Items from a dataset
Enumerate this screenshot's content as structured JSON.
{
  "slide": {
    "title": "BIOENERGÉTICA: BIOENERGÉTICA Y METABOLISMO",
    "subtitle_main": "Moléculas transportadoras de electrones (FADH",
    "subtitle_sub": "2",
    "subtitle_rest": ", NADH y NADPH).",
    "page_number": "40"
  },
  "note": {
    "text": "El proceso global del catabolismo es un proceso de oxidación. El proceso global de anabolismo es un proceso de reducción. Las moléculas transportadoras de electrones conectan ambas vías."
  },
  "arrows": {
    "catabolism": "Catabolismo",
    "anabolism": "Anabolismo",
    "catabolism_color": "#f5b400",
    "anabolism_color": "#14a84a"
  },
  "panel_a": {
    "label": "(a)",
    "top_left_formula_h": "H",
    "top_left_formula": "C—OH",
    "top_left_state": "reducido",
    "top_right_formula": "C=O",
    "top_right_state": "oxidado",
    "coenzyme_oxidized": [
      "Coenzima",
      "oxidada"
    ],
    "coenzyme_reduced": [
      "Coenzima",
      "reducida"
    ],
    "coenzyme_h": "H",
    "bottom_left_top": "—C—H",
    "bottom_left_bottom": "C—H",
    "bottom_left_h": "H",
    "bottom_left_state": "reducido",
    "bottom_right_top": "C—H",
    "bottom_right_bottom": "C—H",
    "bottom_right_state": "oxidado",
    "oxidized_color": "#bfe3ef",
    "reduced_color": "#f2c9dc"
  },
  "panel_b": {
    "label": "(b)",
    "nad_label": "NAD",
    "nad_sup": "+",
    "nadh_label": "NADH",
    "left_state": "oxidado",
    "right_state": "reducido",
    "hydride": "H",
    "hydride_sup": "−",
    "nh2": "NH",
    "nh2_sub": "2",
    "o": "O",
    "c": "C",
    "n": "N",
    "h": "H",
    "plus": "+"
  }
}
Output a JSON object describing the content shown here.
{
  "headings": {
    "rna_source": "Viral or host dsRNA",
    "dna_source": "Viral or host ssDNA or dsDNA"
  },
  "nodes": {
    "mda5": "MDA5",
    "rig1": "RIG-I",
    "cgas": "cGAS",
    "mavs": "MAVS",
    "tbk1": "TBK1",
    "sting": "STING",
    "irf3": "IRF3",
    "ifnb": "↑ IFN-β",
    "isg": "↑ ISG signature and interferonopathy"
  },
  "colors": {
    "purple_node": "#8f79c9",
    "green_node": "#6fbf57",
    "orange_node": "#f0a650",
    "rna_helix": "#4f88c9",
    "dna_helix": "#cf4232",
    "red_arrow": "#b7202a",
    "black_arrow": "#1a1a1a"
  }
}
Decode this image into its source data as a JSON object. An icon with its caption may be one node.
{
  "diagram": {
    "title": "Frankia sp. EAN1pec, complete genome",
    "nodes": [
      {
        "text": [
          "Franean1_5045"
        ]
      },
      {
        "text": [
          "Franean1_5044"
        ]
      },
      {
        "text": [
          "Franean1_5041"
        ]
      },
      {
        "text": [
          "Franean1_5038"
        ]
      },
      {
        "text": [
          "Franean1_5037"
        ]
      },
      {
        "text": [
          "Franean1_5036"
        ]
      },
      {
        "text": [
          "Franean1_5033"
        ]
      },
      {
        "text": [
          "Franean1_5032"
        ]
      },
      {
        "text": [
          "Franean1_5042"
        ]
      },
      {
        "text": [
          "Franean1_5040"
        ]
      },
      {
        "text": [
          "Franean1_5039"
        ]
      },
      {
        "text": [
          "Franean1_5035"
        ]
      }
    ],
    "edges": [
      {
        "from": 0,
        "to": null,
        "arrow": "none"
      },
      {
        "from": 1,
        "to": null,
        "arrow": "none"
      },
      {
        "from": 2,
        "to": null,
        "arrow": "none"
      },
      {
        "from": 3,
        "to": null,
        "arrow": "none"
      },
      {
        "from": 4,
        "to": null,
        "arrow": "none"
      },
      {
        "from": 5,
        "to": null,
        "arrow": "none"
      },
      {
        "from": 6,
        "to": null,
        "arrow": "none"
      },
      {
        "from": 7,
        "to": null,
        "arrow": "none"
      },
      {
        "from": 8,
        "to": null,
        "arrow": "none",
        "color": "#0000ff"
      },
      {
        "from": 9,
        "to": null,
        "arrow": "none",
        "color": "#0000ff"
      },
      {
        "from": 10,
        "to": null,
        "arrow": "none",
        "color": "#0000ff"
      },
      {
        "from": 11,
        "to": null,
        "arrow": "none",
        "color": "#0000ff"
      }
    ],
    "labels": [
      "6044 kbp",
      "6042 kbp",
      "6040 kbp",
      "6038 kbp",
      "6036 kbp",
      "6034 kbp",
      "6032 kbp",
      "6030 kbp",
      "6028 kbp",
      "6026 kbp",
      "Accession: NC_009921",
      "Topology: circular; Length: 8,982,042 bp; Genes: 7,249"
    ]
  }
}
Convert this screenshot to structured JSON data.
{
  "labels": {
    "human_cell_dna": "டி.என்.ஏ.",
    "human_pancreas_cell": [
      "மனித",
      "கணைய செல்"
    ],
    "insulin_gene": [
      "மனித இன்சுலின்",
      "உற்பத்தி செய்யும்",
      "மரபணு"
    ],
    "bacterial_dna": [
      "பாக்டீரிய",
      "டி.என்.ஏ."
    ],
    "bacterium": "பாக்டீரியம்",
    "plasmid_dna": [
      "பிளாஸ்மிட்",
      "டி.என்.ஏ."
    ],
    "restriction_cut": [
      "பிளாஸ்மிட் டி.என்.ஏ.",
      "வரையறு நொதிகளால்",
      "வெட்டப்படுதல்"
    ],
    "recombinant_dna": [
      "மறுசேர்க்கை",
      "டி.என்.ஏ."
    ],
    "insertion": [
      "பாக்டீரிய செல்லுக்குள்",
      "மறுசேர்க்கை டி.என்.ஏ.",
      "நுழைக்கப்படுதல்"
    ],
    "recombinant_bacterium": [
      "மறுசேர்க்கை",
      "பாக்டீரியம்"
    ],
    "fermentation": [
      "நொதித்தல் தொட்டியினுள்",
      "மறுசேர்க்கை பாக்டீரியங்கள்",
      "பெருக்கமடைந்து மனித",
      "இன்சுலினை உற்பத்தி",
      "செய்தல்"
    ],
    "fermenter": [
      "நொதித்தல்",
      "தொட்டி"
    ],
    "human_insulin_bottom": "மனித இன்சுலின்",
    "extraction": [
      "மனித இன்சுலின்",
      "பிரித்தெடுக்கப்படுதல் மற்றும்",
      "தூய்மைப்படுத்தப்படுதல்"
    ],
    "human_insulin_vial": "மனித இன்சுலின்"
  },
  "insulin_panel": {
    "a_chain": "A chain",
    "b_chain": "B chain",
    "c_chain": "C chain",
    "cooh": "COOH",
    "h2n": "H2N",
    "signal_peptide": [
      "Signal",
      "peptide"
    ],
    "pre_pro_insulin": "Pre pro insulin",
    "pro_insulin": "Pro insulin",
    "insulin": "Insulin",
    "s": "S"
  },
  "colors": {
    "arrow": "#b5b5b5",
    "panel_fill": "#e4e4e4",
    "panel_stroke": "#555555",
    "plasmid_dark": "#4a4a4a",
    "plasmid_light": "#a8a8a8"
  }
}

▶ [EXERCISE AIM] Show, from the entries above, every line that includes the string "content".

▶ [EXERCISE OUTPUT]
Enumerate this screenshot's content as structured JSON.
Output a JSON object describing the content shown here.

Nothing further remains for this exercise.